PASSAGE -
+ + + +

As previously mentioned, a lifestyle trend that has impacted the fashion industry is that consumers are also becoming more health and wellness focused which had led to an increase in demand for athletic wear (The Business of Fashion & McKinsey and Company, 2016). Zara offer an active wear line, but again, it is not available in South Africa (Feller, 2016). In South Africa, “athleisure” has become a major trend amongst consumers, where sports apparel has grown by 6% last year alone (Euromonitor, 2017). It is projected that the sportswear market in South Africa will reach R70 billion by 2021 (Euromonitor, 2017). Additionally, in conducting primary it was found that the majority of participants would purchase Zara’s active wear line if it was available in South Africa.
Sustainability initiatives ‘Closing the loop’ and ‘Join Life’
As previously discussed, consumers are becoming more environmentally conscious (Keller et al., 2014). However, a key issue lies with Zara’s sustainability initiatives that are directly targeted to their consumers. Their garment collecting initiative ‘Closing the loop’ is only available in five out of the ninety-three markets in which they operate, not including South Africa (Inditex, 2017). Through primary research, it was found that their sustainable fashion line ‘Join Life’, is also not available in South Africa. In contrast, both of H&M’s equivalent initiatives are available in the South African market, giving them a competitive advantage over Zara, and therefore if Zara want to take this advantage away from them, they also need to offer their initiatives in South Africa (Pratap, 2017). Within South Africa, it was found that 43% of consumers said that a company’s commitment to the environment swayed their purchase decision (Kgosiemang, 2015). And therefore if Zara offer these initiatives in South Africa, they will be able to meet consumers’ needs of more environmentally conscious purchases, as well as promote a sustainable brand practice within their South African market.
Interactive fitting rooms
Zara offer their interactive fitting rooms in a few of their markets, which allow consumers to request the advice from staff as well as more information on a certain garment, such as different sizes and which stores it is available in, via tablet devices located in each fitting room (Inditex, 2015). Although this is a very useful feature, ‘smart’ dressing rooms are moving towards a new idea of virtual dressing rooms, whereby consumers are able to try on clothes without actually taking them off, where the benefit of this is that it saves consumers time in trying on clothes, and also allows them to try different sizes or styles without actually having to go look for them in store (Ruddick, 2014; Riccio, 2015). Additionally, it allows consumers to have more than six items in the fitting room and consumers are able to view simultaneously how they look in each outfit and are thus able to decide which outfit looks best (Poggi, 2008). By incorporating this new dressing room into their stores, they will be able to provide their consumers with a unique and memorable in store experience that can lead to brand loyalty for the company (Riccio, 2015). Specifically in South Africa, there is a trend moving towards giving consumers a reason to visit a physical retail store, other than to shop, which creates a memorable experience for the consumer and increases brand loyalty (Begg, 2014). According to Porter, a primary method that allows a company to achieve a sustainable competitive advantage is by using a differentiation strategy, where differentiation means that a company delivers better benefits than anyone else (Amadeo, 2017). By implementing this strategy into their South African stores, they will be able to achieve a sustainable competitive advantage by differentiating themselves within the South African market, as none of their closest competitors offer this feature in their stores. Additionally, offering this new virtual dressing room is in line with their business model of their on-going commitment to innovation and listening to consumers requests (Inditex, 2015).

+ + + +

MATERIAL -
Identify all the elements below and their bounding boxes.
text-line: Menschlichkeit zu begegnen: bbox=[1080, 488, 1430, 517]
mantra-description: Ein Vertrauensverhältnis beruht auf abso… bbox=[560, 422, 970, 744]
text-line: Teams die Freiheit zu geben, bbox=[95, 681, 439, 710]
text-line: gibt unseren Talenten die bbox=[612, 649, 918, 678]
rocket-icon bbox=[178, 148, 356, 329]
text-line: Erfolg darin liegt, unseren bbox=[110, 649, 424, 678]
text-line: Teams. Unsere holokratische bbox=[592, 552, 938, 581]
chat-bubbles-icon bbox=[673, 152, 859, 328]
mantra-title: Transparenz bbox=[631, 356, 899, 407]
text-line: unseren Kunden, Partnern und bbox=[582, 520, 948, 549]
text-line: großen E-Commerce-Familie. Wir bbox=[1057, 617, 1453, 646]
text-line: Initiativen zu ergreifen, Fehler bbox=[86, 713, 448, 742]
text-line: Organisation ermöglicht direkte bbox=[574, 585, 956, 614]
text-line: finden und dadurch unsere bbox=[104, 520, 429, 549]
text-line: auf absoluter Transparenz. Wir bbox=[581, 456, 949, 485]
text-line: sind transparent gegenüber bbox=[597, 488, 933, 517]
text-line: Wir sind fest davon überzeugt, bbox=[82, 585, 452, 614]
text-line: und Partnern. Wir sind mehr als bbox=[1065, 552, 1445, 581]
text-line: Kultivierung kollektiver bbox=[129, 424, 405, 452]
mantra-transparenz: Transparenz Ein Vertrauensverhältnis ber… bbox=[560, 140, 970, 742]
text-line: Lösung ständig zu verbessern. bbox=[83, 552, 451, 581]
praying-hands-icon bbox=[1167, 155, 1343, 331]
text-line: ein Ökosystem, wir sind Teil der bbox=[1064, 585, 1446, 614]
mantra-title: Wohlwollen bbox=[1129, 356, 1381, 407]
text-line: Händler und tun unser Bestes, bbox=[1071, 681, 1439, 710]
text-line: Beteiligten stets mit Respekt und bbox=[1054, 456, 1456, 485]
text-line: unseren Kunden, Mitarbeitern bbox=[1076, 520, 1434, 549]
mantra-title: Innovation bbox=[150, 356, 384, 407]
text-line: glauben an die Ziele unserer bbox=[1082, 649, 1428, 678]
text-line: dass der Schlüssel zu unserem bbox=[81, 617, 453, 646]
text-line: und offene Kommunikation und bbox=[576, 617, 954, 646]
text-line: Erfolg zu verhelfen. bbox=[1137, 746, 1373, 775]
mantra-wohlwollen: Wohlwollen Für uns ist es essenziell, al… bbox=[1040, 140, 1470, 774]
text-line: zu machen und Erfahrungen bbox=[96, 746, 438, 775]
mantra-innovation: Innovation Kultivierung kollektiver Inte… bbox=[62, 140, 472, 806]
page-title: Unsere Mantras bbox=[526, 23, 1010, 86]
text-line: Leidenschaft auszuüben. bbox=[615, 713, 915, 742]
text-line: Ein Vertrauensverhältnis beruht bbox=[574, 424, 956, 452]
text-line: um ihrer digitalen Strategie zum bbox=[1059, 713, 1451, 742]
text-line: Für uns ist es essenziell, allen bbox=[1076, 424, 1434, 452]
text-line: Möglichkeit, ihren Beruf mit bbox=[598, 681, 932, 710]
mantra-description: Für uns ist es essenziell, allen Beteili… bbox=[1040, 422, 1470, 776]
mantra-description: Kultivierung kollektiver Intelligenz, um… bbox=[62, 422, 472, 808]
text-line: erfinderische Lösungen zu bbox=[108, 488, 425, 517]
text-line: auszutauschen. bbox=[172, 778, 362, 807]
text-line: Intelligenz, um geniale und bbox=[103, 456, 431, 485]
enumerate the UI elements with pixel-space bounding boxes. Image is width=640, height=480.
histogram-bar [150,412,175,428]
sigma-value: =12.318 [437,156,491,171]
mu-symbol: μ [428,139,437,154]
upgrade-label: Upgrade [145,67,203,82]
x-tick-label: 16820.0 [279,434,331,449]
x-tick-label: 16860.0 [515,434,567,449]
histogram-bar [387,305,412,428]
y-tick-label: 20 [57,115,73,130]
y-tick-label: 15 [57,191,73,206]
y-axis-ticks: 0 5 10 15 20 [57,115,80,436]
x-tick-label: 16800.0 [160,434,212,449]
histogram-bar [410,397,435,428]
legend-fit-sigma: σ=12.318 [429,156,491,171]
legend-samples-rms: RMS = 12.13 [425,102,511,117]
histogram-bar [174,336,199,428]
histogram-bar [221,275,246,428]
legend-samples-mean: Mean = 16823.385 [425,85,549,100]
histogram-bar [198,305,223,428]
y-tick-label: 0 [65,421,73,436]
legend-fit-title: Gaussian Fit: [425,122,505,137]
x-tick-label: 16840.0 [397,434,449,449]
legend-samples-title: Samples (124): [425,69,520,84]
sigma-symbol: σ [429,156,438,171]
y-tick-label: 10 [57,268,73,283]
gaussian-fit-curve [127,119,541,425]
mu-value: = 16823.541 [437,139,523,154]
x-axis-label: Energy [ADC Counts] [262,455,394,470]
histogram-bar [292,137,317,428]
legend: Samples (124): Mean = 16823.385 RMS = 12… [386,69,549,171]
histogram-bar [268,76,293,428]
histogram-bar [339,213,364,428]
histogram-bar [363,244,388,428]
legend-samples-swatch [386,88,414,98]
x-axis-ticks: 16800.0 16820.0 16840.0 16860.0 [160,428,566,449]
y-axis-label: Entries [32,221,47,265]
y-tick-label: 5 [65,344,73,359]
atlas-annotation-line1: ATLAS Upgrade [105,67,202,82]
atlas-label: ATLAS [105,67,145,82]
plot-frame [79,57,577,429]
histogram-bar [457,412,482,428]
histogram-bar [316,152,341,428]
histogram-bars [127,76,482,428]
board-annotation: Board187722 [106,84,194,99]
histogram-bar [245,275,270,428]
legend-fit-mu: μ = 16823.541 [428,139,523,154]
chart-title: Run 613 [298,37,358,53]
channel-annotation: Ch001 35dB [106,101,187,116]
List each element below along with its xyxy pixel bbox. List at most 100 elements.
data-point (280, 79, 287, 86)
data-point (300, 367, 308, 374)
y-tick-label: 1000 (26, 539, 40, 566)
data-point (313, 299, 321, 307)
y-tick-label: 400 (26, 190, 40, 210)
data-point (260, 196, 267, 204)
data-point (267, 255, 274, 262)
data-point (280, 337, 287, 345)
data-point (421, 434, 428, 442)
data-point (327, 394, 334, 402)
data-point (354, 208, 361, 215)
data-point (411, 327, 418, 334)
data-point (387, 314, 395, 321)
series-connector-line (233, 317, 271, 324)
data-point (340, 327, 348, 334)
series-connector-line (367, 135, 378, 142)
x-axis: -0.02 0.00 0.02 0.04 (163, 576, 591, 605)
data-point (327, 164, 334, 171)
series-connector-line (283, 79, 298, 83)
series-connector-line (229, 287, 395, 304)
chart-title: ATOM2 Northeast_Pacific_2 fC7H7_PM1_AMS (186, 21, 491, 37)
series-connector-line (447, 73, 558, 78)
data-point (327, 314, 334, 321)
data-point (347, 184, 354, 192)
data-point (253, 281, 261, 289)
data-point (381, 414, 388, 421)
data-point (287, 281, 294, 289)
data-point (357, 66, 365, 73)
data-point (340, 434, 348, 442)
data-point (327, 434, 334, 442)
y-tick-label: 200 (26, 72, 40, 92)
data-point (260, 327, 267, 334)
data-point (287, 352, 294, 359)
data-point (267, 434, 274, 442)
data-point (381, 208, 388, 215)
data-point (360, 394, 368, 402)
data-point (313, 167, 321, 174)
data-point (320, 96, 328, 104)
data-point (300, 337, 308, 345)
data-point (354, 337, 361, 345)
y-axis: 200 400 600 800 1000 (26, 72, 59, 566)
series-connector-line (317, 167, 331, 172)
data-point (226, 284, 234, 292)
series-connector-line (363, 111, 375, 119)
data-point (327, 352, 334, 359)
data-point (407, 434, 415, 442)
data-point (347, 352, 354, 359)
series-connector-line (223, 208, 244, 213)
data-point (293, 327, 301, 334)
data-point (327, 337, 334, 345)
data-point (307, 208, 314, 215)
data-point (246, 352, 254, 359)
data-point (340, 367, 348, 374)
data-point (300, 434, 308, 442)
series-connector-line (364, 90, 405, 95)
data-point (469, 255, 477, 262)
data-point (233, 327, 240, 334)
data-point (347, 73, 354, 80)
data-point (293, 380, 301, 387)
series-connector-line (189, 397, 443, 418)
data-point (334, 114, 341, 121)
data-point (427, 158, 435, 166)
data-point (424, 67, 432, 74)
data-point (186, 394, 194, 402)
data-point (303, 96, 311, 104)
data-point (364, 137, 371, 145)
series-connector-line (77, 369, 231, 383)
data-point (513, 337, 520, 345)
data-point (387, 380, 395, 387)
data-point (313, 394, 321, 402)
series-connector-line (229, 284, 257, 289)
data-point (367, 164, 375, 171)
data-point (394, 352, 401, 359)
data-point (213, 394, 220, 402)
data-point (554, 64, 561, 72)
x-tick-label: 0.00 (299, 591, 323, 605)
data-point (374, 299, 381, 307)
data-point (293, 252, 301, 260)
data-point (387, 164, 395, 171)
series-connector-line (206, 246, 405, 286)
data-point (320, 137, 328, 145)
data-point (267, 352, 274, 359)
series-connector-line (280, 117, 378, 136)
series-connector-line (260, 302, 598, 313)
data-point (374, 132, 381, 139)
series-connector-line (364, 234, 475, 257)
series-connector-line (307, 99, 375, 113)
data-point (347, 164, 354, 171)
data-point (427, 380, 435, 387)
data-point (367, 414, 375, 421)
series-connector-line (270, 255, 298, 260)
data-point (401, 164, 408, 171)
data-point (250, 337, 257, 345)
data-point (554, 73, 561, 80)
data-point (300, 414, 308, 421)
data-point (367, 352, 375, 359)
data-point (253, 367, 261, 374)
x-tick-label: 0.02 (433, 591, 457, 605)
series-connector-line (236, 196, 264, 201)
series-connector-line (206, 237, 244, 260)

+ + + +

GIVEN INSTRUCTION 1 - List each source cited in the Zara passage's "Interactive fitting rooms" section, naming each author and year only once.
GIVEN INSTRUCTION 2 - Put the entries into a Markdown table with the columns Row and Line, one row per line, blank lines left out. Start at the first line and end with the line that contains "mantra-title: Wohlwollen bbox=[1129, 356, 1381, 407]".

TASK ANSWER 1 -
- Inditex, 2015
- Ruddick, 2014
- Riccio, 2015
- Poggi, 2008
- Begg, 2014
- Amadeo, 2017

TASK ANSWER 2 -
| Row | Line |
|---|---|
| 1 | Identify all the elements below and their bounding boxes. |
| 2 | text-line: Menschlichkeit zu begegnen: bbox=[1080, 488, 1430, 517] |
| 3 | mantra-description: Ein Vertrauensverhältnis beruht auf abso… bbox=[560, 422, 970, 744] |
| 4 | text-line: Teams die Freiheit zu geben, bbox=[95, 681, 439, 710] |
| 5 | text-line: gibt unseren Talenten die bbox=[612, 649, 918, 678] |
| 6 | rocket-icon bbox=[178, 148, 356, 329] |
| 7 | text-line: Erfolg darin liegt, unseren bbox=[110, 649, 424, 678] |
| 8 | text-line: Teams. Unsere holokratische bbox=[592, 552, 938, 581] |
| 9 | chat-bubbles-icon bbox=[673, 152, 859, 328] |
| 10 | mantra-title: Transparenz bbox=[631, 356, 899, 407] |
| 11 | text-line: unseren Kunden, Partnern und bbox=[582, 520, 948, 549] |
| 12 | text-line: großen E-Commerce-Familie. Wir bbox=[1057, 617, 1453, 646] |
| 13 | text-line: Initiativen zu ergreifen, Fehler bbox=[86, 713, 448, 742] |
| 14 | text-line: Organisation ermöglicht direkte bbox=[574, 585, 956, 614] |
| 15 | text-line: finden und dadurch unsere bbox=[104, 520, 429, 549] |
| 16 | text-line: auf absoluter Transparenz. Wir bbox=[581, 456, 949, 485] |
| 17 | text-line: sind transparent gegenüber bbox=[597, 488, 933, 517] |
| 18 | text-line: Wir sind fest davon überzeugt, bbox=[82, 585, 452, 614] |
| 19 | text-line: und Partnern. Wir sind mehr als bbox=[1065, 552, 1445, 581] |
| 20 | text-line: Kultivierung kollektiver bbox=[129, 424, 405, 452] |
| 21 | mantra-transparenz: Transparenz Ein Vertrauensverhältnis ber… bbox=[560, 140, 970, 742] |
| 22 | text-line: Lösung ständig zu verbessern. bbox=[83, 552, 451, 581] |
| 23 | praying-hands-icon bbox=[1167, 155, 1343, 331] |
| 24 | text-line: ein Ökosystem, wir sind Teil der bbox=[1064, 585, 1446, 614] |
| 25 | mantra-title: Wohlwollen bbox=[1129, 356, 1381, 407] |